Exercise objective: From the entries below, list each line with "public".

Figure content listings:

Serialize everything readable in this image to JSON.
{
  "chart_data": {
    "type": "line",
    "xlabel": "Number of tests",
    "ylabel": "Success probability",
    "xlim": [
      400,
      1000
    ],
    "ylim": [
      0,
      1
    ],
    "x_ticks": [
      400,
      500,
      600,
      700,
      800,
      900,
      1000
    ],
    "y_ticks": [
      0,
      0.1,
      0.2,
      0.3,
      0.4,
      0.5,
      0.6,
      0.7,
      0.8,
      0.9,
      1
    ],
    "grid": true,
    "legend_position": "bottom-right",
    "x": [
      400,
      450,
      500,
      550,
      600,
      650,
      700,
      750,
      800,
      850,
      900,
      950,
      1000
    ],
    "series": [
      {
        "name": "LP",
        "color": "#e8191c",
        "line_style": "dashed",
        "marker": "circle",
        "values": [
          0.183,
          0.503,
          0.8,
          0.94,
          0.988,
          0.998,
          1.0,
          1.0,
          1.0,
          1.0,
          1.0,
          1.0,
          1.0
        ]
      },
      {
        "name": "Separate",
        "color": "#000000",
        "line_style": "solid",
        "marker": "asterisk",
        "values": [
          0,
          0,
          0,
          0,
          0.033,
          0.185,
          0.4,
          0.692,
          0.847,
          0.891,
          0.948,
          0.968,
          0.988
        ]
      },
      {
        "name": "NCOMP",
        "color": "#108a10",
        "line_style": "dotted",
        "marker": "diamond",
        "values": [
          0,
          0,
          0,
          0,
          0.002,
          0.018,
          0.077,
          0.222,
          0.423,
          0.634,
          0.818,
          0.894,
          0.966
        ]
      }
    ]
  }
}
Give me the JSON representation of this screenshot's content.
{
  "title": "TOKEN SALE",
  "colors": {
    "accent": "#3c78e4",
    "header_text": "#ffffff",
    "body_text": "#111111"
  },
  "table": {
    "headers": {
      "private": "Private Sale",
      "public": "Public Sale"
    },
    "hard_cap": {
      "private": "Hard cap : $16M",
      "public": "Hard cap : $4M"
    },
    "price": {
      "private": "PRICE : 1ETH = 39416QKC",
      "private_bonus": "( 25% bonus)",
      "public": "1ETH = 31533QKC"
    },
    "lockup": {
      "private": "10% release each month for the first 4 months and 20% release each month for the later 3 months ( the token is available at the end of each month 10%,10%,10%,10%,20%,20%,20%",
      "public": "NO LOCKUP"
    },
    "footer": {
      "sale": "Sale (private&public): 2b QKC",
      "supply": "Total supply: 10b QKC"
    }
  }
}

Response below:
      "public": "Public Sale"
      "public": "Hard cap : $4M"
      "public": "1ETH = 31533QKC"
      "public": "NO LOCKUP"
      "sale": "Sale (private&public): 2b QKC",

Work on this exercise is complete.